- _Listed entries_
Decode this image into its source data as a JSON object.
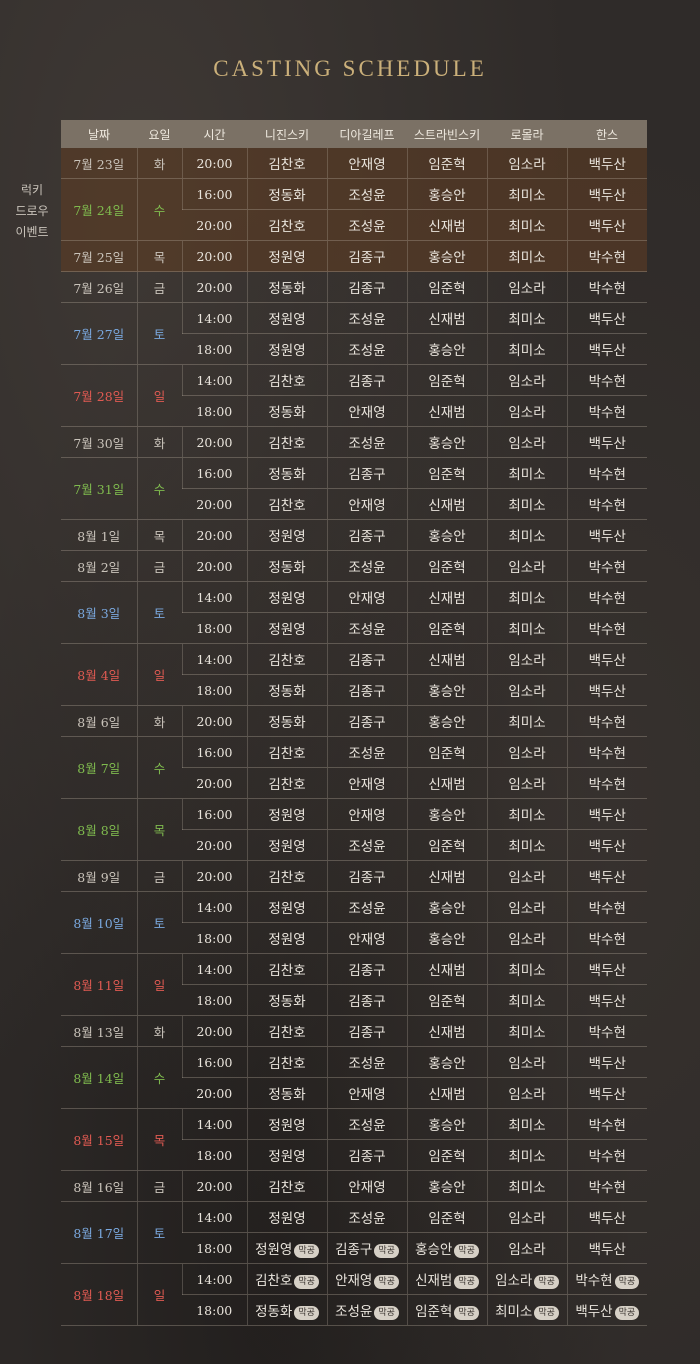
{
  "title": "CASTING SCHEDULE",
  "side_note": [
    "럭키",
    "드로우",
    "이벤트"
  ],
  "headers": [
    "날짜",
    "요일",
    "시간",
    "니진스키",
    "디아길레프",
    "스트라빈스키",
    "로몰라",
    "한스"
  ],
  "badge_label": "막공",
  "colors": {
    "saturday": "#7aa8de",
    "sunday": "#e05a52",
    "wednesday": "#7fba4e",
    "header_bg": "#7b7165",
    "title": "#cbb07a",
    "lucky_bg": "#5c3c24"
  },
  "days": [
    {
      "date": "7월 23일",
      "dow": "화",
      "color": "",
      "lucky": true,
      "shows": [
        {
          "time": "20:00",
          "cast": [
            "김찬호",
            "안재영",
            "임준혁",
            "임소라",
            "백두산"
          ]
        }
      ]
    },
    {
      "date": "7월 24일",
      "dow": "수",
      "color": "wed",
      "lucky": true,
      "shows": [
        {
          "time": "16:00",
          "cast": [
            "정동화",
            "조성윤",
            "홍승안",
            "최미소",
            "백두산"
          ]
        },
        {
          "time": "20:00",
          "cast": [
            "김찬호",
            "조성윤",
            "신재범",
            "최미소",
            "백두산"
          ]
        }
      ]
    },
    {
      "date": "7월 25일",
      "dow": "목",
      "color": "",
      "lucky": true,
      "shows": [
        {
          "time": "20:00",
          "cast": [
            "정원영",
            "김종구",
            "홍승안",
            "최미소",
            "박수현"
          ]
        }
      ]
    },
    {
      "date": "7월 26일",
      "dow": "금",
      "color": "",
      "shows": [
        {
          "time": "20:00",
          "cast": [
            "정동화",
            "김종구",
            "임준혁",
            "임소라",
            "박수현"
          ]
        }
      ]
    },
    {
      "date": "7월 27일",
      "dow": "토",
      "color": "sat",
      "shows": [
        {
          "time": "14:00",
          "cast": [
            "정원영",
            "조성윤",
            "신재범",
            "최미소",
            "백두산"
          ]
        },
        {
          "time": "18:00",
          "cast": [
            "정원영",
            "조성윤",
            "홍승안",
            "최미소",
            "백두산"
          ]
        }
      ]
    },
    {
      "date": "7월 28일",
      "dow": "일",
      "color": "sun",
      "shows": [
        {
          "time": "14:00",
          "cast": [
            "김찬호",
            "김종구",
            "임준혁",
            "임소라",
            "박수현"
          ]
        },
        {
          "time": "18:00",
          "cast": [
            "정동화",
            "안재영",
            "신재범",
            "임소라",
            "박수현"
          ]
        }
      ]
    },
    {
      "date": "7월 30일",
      "dow": "화",
      "color": "",
      "shows": [
        {
          "time": "20:00",
          "cast": [
            "김찬호",
            "조성윤",
            "홍승안",
            "임소라",
            "백두산"
          ]
        }
      ]
    },
    {
      "date": "7월 31일",
      "dow": "수",
      "color": "wed",
      "shows": [
        {
          "time": "16:00",
          "cast": [
            "정동화",
            "김종구",
            "임준혁",
            "최미소",
            "박수현"
          ]
        },
        {
          "time": "20:00",
          "cast": [
            "김찬호",
            "안재영",
            "신재범",
            "최미소",
            "박수현"
          ]
        }
      ]
    },
    {
      "date": "8월 1일",
      "dow": "목",
      "color": "",
      "shows": [
        {
          "time": "20:00",
          "cast": [
            "정원영",
            "김종구",
            "홍승안",
            "최미소",
            "백두산"
          ]
        }
      ]
    },
    {
      "date": "8월 2일",
      "dow": "금",
      "color": "",
      "shows": [
        {
          "time": "20:00",
          "cast": [
            "정동화",
            "조성윤",
            "임준혁",
            "임소라",
            "박수현"
          ]
        }
      ]
    },
    {
      "date": "8월 3일",
      "dow": "토",
      "color": "sat",
      "shows": [
        {
          "time": "14:00",
          "cast": [
            "정원영",
            "안재영",
            "신재범",
            "최미소",
            "박수현"
          ]
        },
        {
          "time": "18:00",
          "cast": [
            "정원영",
            "조성윤",
            "임준혁",
            "최미소",
            "박수현"
          ]
        }
      ]
    },
    {
      "date": "8월 4일",
      "dow": "일",
      "color": "sun",
      "shows": [
        {
          "time": "14:00",
          "cast": [
            "김찬호",
            "김종구",
            "신재범",
            "임소라",
            "백두산"
          ]
        },
        {
          "time": "18:00",
          "cast": [
            "정동화",
            "김종구",
            "홍승안",
            "임소라",
            "백두산"
          ]
        }
      ]
    },
    {
      "date": "8월 6일",
      "dow": "화",
      "color": "",
      "shows": [
        {
          "time": "20:00",
          "cast": [
            "정동화",
            "김종구",
            "홍승안",
            "최미소",
            "박수현"
          ]
        }
      ]
    },
    {
      "date": "8월 7일",
      "dow": "수",
      "color": "wed",
      "shows": [
        {
          "time": "16:00",
          "cast": [
            "김찬호",
            "조성윤",
            "임준혁",
            "임소라",
            "박수현"
          ]
        },
        {
          "time": "20:00",
          "cast": [
            "김찬호",
            "안재영",
            "신재범",
            "임소라",
            "박수현"
          ]
        }
      ]
    },
    {
      "date": "8월 8일",
      "dow": "목",
      "color": "wed",
      "shows": [
        {
          "time": "16:00",
          "cast": [
            "정원영",
            "안재영",
            "홍승안",
            "최미소",
            "백두산"
          ]
        },
        {
          "time": "20:00",
          "cast": [
            "정원영",
            "조성윤",
            "임준혁",
            "최미소",
            "백두산"
          ]
        }
      ]
    },
    {
      "date": "8월 9일",
      "dow": "금",
      "color": "",
      "shows": [
        {
          "time": "20:00",
          "cast": [
            "김찬호",
            "김종구",
            "신재범",
            "임소라",
            "백두산"
          ]
        }
      ]
    },
    {
      "date": "8월 10일",
      "dow": "토",
      "color": "sat",
      "shows": [
        {
          "time": "14:00",
          "cast": [
            "정원영",
            "조성윤",
            "홍승안",
            "임소라",
            "박수현"
          ]
        },
        {
          "time": "18:00",
          "cast": [
            "정원영",
            "안재영",
            "홍승안",
            "임소라",
            "박수현"
          ]
        }
      ]
    },
    {
      "date": "8월 11일",
      "dow": "일",
      "color": "sun",
      "shows": [
        {
          "time": "14:00",
          "cast": [
            "김찬호",
            "김종구",
            "신재범",
            "최미소",
            "백두산"
          ]
        },
        {
          "time": "18:00",
          "cast": [
            "정동화",
            "김종구",
            "임준혁",
            "최미소",
            "백두산"
          ]
        }
      ]
    },
    {
      "date": "8월 13일",
      "dow": "화",
      "color": "",
      "shows": [
        {
          "time": "20:00",
          "cast": [
            "김찬호",
            "김종구",
            "신재범",
            "최미소",
            "박수현"
          ]
        }
      ]
    },
    {
      "date": "8월 14일",
      "dow": "수",
      "color": "wed",
      "shows": [
        {
          "time": "16:00",
          "cast": [
            "김찬호",
            "조성윤",
            "홍승안",
            "임소라",
            "백두산"
          ]
        },
        {
          "time": "20:00",
          "cast": [
            "정동화",
            "안재영",
            "신재범",
            "임소라",
            "백두산"
          ]
        }
      ]
    },
    {
      "date": "8월 15일",
      "dow": "목",
      "color": "sun",
      "shows": [
        {
          "time": "14:00",
          "cast": [
            "정원영",
            "조성윤",
            "홍승안",
            "최미소",
            "박수현"
          ]
        },
        {
          "time": "18:00",
          "cast": [
            "정원영",
            "김종구",
            "임준혁",
            "최미소",
            "박수현"
          ]
        }
      ]
    },
    {
      "date": "8월 16일",
      "dow": "금",
      "color": "",
      "shows": [
        {
          "time": "20:00",
          "cast": [
            "김찬호",
            "안재영",
            "홍승안",
            "최미소",
            "박수현"
          ]
        }
      ]
    },
    {
      "date": "8월 17일",
      "dow": "토",
      "color": "sat",
      "shows": [
        {
          "time": "14:00",
          "cast": [
            "정원영",
            "조성윤",
            "임준혁",
            "임소라",
            "백두산"
          ]
        },
        {
          "time": "18:00",
          "cast": [
            "정원영",
            "김종구",
            "홍승안",
            "임소라",
            "백두산"
          ],
          "badges": [
            true,
            true,
            true,
            false,
            false
          ]
        }
      ]
    },
    {
      "date": "8월 18일",
      "dow": "일",
      "color": "sun",
      "shows": [
        {
          "time": "14:00",
          "cast": [
            "김찬호",
            "안재영",
            "신재범",
            "임소라",
            "박수현"
          ],
          "badges": [
            true,
            true,
            true,
            true,
            true
          ]
        },
        {
          "time": "18:00",
          "cast": [
            "정동화",
            "조성윤",
            "임준혁",
            "최미소",
            "백두산"
          ],
          "badges": [
            true,
            true,
            true,
            true,
            true
          ]
        }
      ]
    }
  ]
}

- _Exercise objective_
Look through the entries above for the word "title". Copy every line where it shows up.

- _Final answer_
  "title": "CASTING SCHEDULE",
    "title": "#cbb07a",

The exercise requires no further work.